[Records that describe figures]
━━━━━━━━━━━━━━━━━━━━━━━━━━━━━━
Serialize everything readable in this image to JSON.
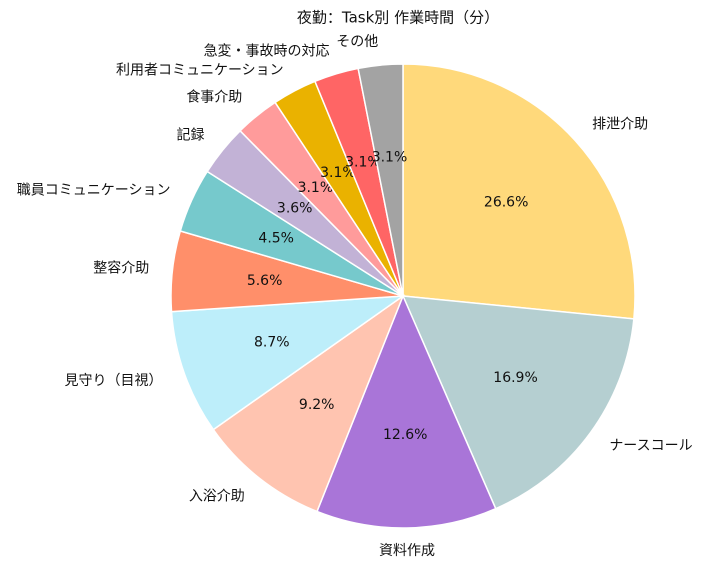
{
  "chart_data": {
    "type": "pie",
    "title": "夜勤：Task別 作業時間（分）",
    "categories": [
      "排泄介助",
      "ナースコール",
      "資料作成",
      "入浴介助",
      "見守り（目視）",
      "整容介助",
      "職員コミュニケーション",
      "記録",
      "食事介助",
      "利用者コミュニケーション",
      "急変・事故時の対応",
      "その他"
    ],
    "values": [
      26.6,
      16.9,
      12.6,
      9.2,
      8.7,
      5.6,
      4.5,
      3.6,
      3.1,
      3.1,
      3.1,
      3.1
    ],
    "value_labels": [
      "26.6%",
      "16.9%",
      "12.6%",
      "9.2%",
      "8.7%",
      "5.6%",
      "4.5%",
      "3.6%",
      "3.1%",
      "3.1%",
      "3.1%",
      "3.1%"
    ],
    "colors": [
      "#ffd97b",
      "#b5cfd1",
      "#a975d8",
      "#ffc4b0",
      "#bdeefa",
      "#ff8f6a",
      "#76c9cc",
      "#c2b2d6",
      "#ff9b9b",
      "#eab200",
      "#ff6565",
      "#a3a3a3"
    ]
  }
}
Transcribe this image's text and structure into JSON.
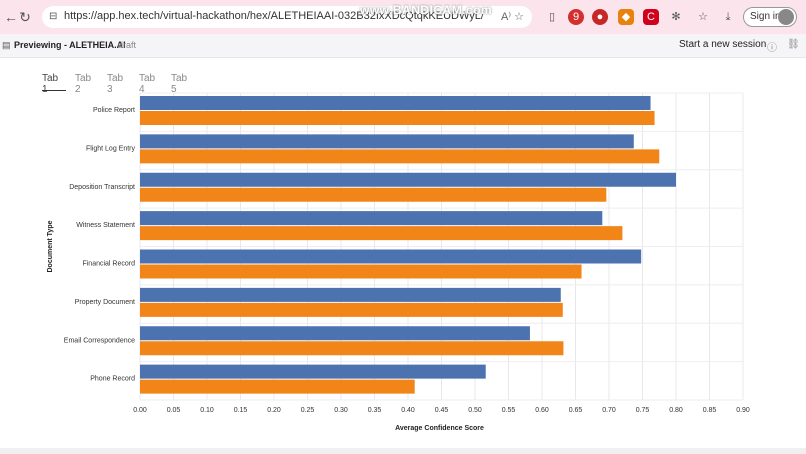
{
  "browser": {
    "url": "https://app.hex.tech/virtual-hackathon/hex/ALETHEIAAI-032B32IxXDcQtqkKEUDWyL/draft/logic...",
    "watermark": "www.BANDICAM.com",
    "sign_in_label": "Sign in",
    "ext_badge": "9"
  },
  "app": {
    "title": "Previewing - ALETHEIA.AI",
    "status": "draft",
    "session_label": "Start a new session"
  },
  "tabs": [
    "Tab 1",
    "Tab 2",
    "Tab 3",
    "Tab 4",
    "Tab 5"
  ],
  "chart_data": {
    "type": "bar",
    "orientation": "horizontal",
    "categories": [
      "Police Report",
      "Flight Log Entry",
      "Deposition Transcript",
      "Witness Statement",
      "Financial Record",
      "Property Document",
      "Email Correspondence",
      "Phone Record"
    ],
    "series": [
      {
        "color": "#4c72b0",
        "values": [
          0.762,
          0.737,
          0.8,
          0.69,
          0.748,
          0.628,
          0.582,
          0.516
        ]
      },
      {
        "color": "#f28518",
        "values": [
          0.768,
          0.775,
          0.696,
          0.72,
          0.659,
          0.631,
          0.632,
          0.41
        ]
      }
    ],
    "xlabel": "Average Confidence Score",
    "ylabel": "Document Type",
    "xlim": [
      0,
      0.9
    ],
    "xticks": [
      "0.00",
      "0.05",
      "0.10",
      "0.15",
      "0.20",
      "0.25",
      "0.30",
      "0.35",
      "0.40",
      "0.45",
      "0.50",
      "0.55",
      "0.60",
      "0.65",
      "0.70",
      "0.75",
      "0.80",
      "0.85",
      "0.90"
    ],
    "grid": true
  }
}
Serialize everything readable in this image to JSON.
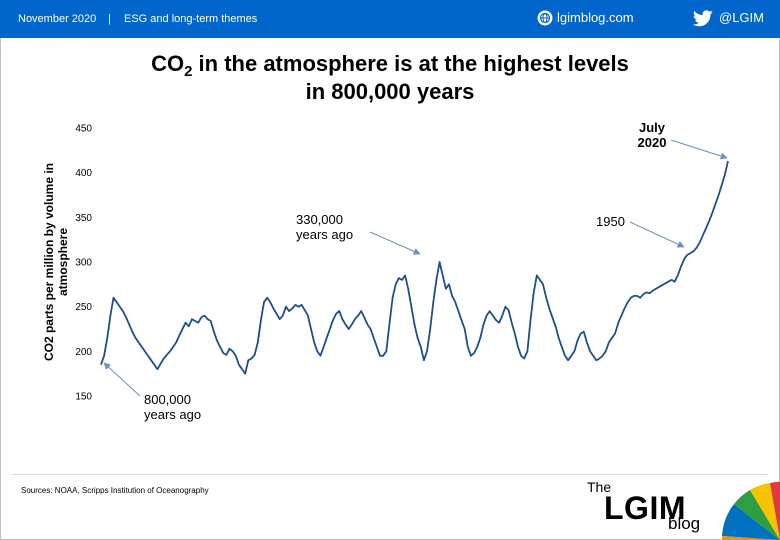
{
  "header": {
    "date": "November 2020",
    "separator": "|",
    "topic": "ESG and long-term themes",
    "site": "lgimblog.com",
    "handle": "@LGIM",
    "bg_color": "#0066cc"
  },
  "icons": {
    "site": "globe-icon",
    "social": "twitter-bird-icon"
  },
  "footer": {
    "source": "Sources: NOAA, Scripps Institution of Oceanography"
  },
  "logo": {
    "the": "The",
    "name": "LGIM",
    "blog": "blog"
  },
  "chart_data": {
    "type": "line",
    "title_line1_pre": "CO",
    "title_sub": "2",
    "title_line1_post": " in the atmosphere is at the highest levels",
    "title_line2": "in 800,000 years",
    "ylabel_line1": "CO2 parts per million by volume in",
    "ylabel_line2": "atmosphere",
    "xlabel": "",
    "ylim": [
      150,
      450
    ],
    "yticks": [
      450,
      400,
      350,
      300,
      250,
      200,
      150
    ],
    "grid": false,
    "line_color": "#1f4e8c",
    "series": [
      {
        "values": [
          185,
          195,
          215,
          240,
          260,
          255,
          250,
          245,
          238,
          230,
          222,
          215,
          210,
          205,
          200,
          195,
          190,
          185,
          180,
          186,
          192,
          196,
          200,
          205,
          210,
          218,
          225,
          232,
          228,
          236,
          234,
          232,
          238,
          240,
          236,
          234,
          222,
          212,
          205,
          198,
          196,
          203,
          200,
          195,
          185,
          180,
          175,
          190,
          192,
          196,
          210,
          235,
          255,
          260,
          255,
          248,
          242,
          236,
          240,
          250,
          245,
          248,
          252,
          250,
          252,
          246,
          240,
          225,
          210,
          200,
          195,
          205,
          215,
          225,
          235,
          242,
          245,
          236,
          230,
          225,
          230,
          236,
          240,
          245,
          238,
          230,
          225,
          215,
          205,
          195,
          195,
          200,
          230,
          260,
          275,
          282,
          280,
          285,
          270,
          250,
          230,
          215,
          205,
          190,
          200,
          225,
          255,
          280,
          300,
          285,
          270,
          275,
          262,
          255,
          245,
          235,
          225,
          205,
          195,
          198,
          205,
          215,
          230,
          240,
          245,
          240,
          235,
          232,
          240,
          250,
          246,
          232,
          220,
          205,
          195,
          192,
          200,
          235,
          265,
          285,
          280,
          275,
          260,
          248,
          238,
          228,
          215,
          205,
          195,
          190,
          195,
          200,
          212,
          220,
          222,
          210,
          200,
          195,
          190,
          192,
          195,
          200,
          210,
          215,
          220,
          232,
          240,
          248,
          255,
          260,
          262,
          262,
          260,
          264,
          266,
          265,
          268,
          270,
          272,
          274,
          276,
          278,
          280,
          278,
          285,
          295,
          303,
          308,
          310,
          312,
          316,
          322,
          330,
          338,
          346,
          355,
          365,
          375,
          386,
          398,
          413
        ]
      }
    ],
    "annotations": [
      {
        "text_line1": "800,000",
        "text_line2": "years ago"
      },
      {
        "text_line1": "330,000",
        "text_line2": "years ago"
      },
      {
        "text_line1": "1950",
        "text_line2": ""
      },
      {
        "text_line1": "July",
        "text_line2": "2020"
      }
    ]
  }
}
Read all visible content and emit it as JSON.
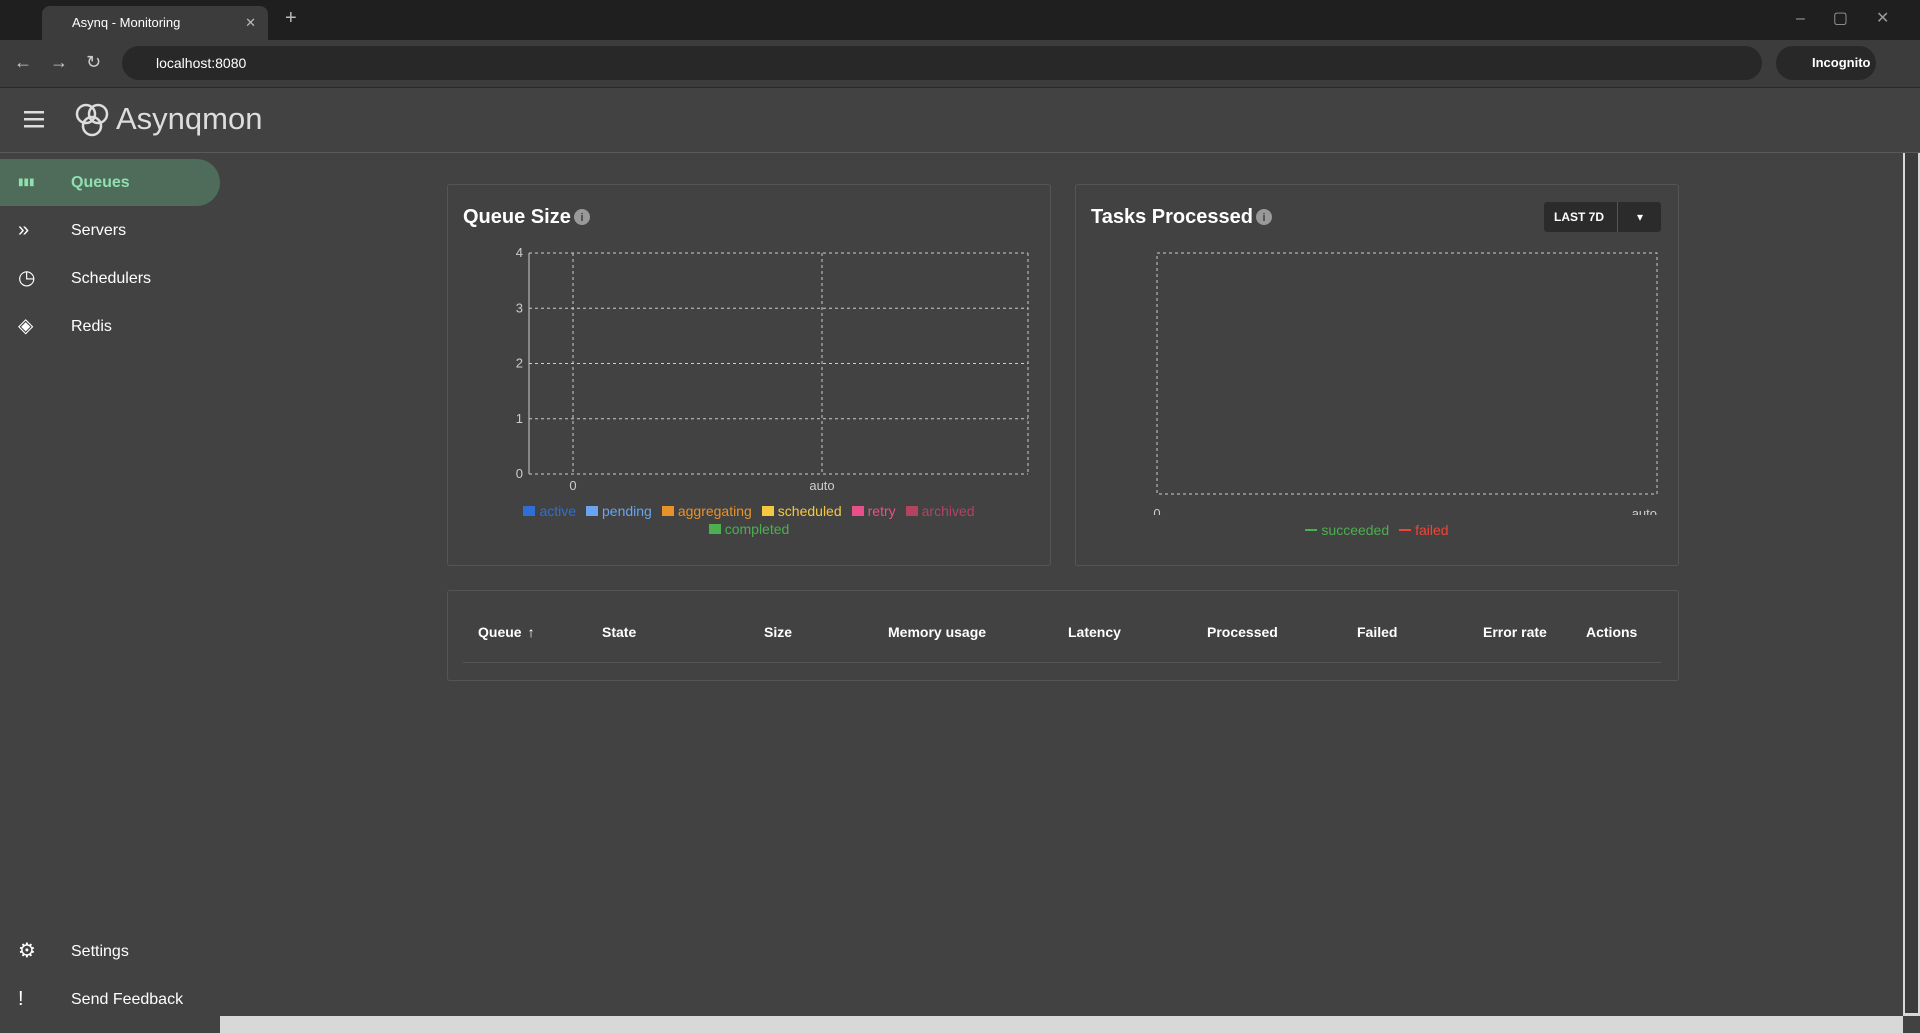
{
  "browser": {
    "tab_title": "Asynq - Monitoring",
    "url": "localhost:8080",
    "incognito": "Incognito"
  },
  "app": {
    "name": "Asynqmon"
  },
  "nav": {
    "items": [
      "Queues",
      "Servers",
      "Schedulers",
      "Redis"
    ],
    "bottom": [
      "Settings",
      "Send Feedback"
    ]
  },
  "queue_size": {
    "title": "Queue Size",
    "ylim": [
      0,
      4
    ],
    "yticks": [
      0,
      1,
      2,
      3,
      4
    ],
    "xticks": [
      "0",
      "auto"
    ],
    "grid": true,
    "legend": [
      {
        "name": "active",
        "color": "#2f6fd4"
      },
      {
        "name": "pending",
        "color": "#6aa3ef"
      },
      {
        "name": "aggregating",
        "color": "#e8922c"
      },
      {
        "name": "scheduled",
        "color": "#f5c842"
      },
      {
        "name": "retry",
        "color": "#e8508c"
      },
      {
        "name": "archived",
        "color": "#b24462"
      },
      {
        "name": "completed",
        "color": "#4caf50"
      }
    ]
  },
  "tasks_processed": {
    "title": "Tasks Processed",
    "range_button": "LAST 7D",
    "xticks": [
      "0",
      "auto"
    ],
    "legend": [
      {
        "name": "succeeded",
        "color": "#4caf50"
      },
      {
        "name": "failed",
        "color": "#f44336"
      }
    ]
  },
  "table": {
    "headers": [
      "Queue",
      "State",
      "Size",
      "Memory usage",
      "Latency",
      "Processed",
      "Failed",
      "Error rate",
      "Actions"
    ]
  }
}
━━━━━━━━━━━━━━━━━━━━━━━━━━━━━━
Problem statement —
From the listing above, collect every line that mentions the word "Document".

The answer —
      "Property Document",
    "ylabel": "Document Type",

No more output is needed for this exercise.